#### Listed records:
▶
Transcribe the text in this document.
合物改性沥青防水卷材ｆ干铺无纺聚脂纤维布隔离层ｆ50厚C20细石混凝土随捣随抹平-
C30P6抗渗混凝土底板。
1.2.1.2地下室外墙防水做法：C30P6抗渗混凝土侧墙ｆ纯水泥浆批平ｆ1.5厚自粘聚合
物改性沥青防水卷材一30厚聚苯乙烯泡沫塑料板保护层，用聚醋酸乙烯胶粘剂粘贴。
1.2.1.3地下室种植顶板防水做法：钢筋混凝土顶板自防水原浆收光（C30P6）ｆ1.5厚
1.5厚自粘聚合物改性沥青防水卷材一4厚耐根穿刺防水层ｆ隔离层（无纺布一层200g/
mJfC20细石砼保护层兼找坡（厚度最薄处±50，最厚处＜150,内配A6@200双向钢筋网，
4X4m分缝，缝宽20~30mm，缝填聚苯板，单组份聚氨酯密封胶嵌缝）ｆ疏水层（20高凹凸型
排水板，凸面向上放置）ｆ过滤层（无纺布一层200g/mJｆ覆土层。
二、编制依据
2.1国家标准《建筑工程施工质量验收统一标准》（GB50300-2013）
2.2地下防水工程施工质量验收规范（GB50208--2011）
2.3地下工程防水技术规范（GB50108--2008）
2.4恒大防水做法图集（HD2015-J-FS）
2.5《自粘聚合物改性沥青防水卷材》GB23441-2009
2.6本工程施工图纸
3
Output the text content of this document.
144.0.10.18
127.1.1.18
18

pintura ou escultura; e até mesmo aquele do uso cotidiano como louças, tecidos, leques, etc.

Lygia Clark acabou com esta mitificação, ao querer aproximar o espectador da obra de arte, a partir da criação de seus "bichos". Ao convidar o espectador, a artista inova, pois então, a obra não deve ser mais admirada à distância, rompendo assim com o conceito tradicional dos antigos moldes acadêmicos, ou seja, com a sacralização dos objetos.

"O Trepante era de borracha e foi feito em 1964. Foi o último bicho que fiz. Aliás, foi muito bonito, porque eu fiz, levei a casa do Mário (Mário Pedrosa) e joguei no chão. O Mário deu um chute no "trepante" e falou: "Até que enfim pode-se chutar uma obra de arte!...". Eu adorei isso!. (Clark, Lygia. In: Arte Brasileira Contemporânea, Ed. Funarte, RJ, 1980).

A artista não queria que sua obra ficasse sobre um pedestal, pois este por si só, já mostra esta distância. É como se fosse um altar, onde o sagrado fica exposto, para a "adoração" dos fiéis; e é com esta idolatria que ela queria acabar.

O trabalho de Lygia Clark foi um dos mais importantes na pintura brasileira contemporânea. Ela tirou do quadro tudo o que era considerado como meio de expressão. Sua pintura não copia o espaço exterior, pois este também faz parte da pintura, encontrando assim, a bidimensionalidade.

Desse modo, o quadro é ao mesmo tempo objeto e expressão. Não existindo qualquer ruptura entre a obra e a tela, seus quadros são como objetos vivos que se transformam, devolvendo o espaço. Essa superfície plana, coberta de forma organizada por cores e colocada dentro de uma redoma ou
◀
#### What the task requires:
Return all of the data exactly as it reads.

#### Output below:
Transcribe the text in this document.
合物改性沥青防水卷材ｆ干铺无纺聚脂纤维布隔离层ｆ50厚C20细石混凝土随捣随抹平-
C30P6抗渗混凝土底板。
1.2.1.2地下室外墙防水做法：C30P6抗渗混凝土侧墙ｆ纯水泥浆批平ｆ1.5厚自粘聚合
物改性沥青防水卷材一30厚聚苯乙烯泡沫塑料板保护层，用聚醋酸乙烯胶粘剂粘贴。
1.2.1.3地下室种植顶板防水做法：钢筋混凝土顶板自防水原浆收光（C30P6）ｆ1.5厚
1.5厚自粘聚合物改性沥青防水卷材一4厚耐根穿刺防水层ｆ隔离层（无纺布一层200g/
mJfC20细石砼保护层兼找坡（厚度最薄处±50，最厚处＜150,内配A6@200双向钢筋网，
4X4m分缝，缝宽20~30mm，缝填聚苯板，单组份聚氨酯密封胶嵌缝）ｆ疏水层（20高凹凸型
排水板，凸面向上放置）ｆ过滤层（无纺布一层200g/mJｆ覆土层。
二、编制依据
2.1国家标准《建筑工程施工质量验收统一标准》（GB50300-2013）
2.2地下防水工程施工质量验收规范（GB50208--2011）
2.3地下工程防水技术规范（GB50108--2008）
2.4恒大防水做法图集（HD2015-J-FS）
2.5《自粘聚合物改性沥青防水卷材》GB23441-2009
2.6本工程施工图纸
3
Output the text content of this document.
144.0.10.18
127.1.1.18
18

pintura ou escultura; e até mesmo aquele do uso cotidiano como louças, tecidos, leques, etc.

Lygia Clark acabou com esta mitificação, ao querer aproximar o espectador da obra de arte, a partir da criação de seus "bichos". Ao convidar o espectador, a artista inova, pois então, a obra não deve ser mais admirada à distância, rompendo assim com o conceito tradicional dos antigos moldes acadêmicos, ou seja, com a sacralização dos objetos.

"O Trepante era de borracha e foi feito em 1964. Foi o último bicho que fiz. Aliás, foi muito bonito, porque eu fiz, levei a casa do Mário (Mário Pedrosa) e joguei no chão. O Mário deu um chute no "trepante" e falou: "Até que enfim pode-se chutar uma obra de arte!...". Eu adorei isso!. (Clark, Lygia. In: Arte Brasileira Contemporânea, Ed. Funarte, RJ, 1980).

A artista não queria que sua obra ficasse sobre um pedestal, pois este por si só, já mostra esta distância. É como se fosse um altar, onde o sagrado fica exposto, para a "adoração" dos fiéis; e é com esta idolatria que ela queria acabar.

O trabalho de Lygia Clark foi um dos mais importantes na pintura brasileira contemporânea. Ela tirou do quadro tudo o que era considerado como meio de expressão. Sua pintura não copia o espaço exterior, pois este também faz parte da pintura, encontrando assim, a bidimensionalidade.

Desse modo, o quadro é ao mesmo tempo objeto e expressão. Não existindo qualquer ruptura entre a obra e a tela, seus quadros são como objetos vivos que se transformam, devolvendo o espaço. Essa superfície plana, coberta de forma organizada por cores e colocada dentro de uma redoma ou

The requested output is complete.